===== Records for the exercise =====

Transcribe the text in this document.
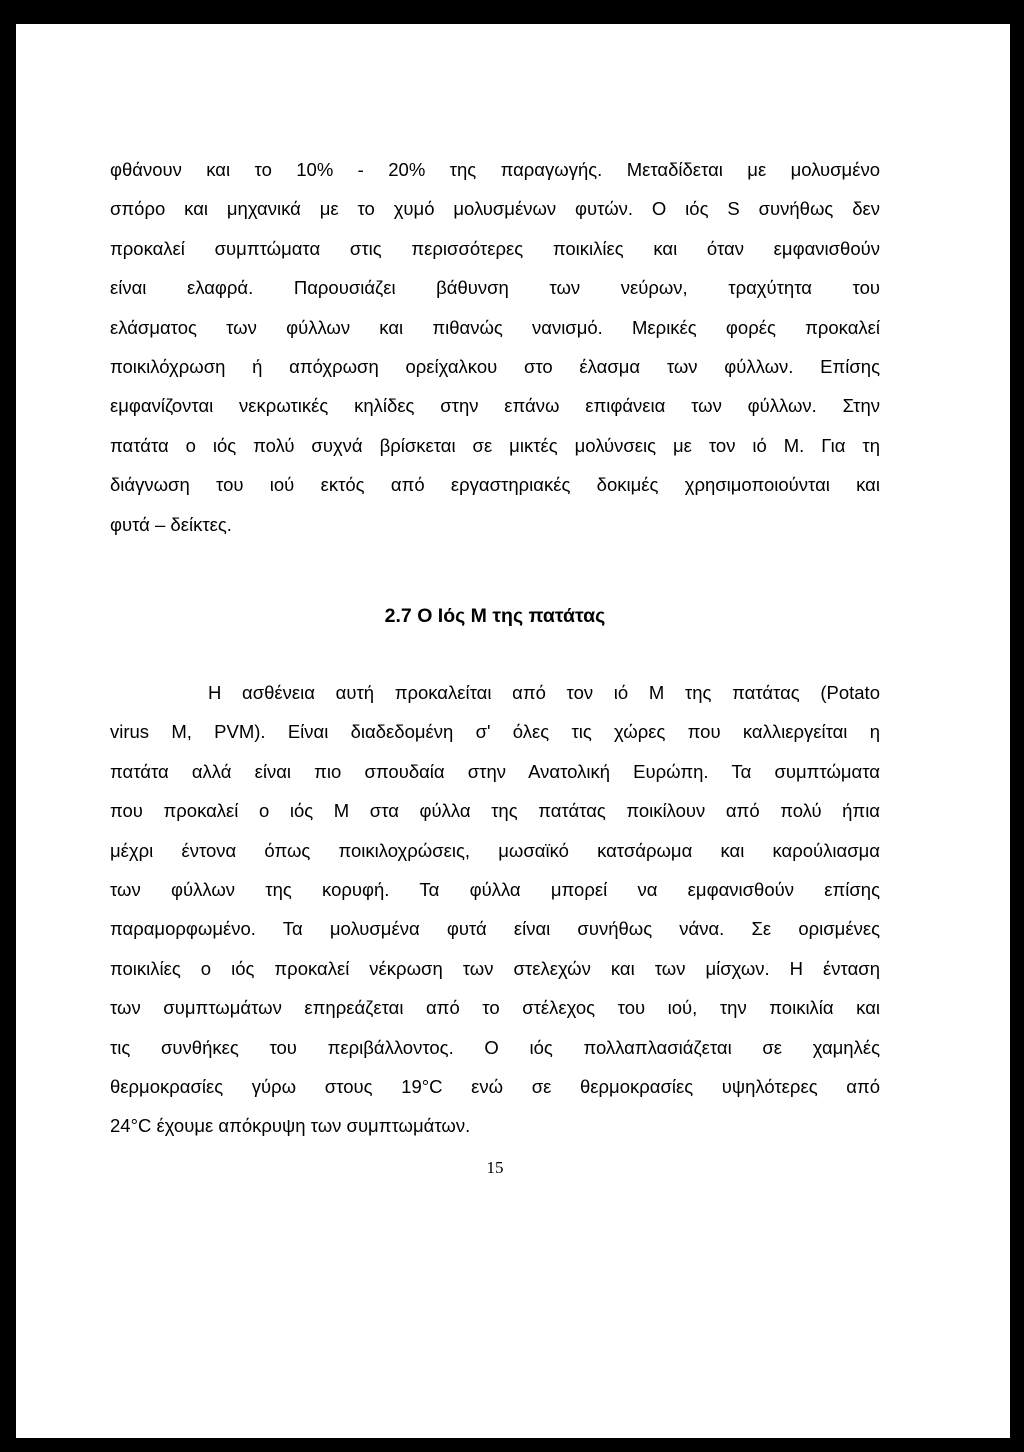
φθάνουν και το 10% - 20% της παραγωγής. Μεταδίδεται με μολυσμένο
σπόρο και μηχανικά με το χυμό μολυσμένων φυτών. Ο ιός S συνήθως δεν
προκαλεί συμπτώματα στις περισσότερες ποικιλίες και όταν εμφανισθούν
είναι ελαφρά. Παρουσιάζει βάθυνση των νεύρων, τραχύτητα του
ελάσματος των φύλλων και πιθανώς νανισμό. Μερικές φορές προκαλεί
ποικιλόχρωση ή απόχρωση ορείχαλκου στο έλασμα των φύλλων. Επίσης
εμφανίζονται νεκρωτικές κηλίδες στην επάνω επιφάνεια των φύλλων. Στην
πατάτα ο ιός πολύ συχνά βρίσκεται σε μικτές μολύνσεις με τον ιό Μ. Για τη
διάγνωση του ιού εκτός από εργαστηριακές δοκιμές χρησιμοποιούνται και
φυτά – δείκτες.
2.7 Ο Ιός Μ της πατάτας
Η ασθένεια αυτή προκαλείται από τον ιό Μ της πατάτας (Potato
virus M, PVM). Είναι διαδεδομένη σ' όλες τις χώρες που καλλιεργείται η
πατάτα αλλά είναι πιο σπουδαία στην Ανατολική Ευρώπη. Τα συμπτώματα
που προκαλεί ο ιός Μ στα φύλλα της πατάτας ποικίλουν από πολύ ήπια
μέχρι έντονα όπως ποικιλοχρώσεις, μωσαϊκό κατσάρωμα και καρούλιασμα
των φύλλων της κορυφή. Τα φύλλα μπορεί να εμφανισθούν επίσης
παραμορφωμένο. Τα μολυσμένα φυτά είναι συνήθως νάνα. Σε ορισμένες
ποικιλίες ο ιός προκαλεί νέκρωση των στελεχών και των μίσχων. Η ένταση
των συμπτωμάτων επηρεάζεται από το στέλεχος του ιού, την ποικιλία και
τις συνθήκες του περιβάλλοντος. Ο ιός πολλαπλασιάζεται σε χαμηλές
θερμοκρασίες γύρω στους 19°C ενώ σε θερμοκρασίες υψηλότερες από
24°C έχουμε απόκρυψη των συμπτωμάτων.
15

=====

## [Exercise]
Your answer is an exact copy of the records above, stripped of pictures.

## [Response to this exercise]
Transcribe the text in this document.
φθάνουν και το 10% - 20% της παραγωγής. Μεταδίδεται με μολυσμένο
σπόρο και μηχανικά με το χυμό μολυσμένων φυτών. Ο ιός S συνήθως δεν
προκαλεί συμπτώματα στις περισσότερες ποικιλίες και όταν εμφανισθούν
είναι ελαφρά. Παρουσιάζει βάθυνση των νεύρων, τραχύτητα του
ελάσματος των φύλλων και πιθανώς νανισμό. Μερικές φορές προκαλεί
ποικιλόχρωση ή απόχρωση ορείχαλκου στο έλασμα των φύλλων. Επίσης
εμφανίζονται νεκρωτικές κηλίδες στην επάνω επιφάνεια των φύλλων. Στην
πατάτα ο ιός πολύ συχνά βρίσκεται σε μικτές μολύνσεις με τον ιό Μ. Για τη
διάγνωση του ιού εκτός από εργαστηριακές δοκιμές χρησιμοποιούνται και
φυτά – δείκτες.
2.7 Ο Ιός Μ της πατάτας
Η ασθένεια αυτή προκαλείται από τον ιό Μ της πατάτας (Potato
virus M, PVM). Είναι διαδεδομένη σ' όλες τις χώρες που καλλιεργείται η
πατάτα αλλά είναι πιο σπουδαία στην Ανατολική Ευρώπη. Τα συμπτώματα
που προκαλεί ο ιός Μ στα φύλλα της πατάτας ποικίλουν από πολύ ήπια
μέχρι έντονα όπως ποικιλοχρώσεις, μωσαϊκό κατσάρωμα και καρούλιασμα
των φύλλων της κορυφή. Τα φύλλα μπορεί να εμφανισθούν επίσης
παραμορφωμένο. Τα μολυσμένα φυτά είναι συνήθως νάνα. Σε ορισμένες
ποικιλίες ο ιός προκαλεί νέκρωση των στελεχών και των μίσχων. Η ένταση
των συμπτωμάτων επηρεάζεται από το στέλεχος του ιού, την ποικιλία και
τις συνθήκες του περιβάλλοντος. Ο ιός πολλαπλασιάζεται σε χαμηλές
θερμοκρασίες γύρω στους 19°C ενώ σε θερμοκρασίες υψηλότερες από
24°C έχουμε απόκρυψη των συμπτωμάτων.
15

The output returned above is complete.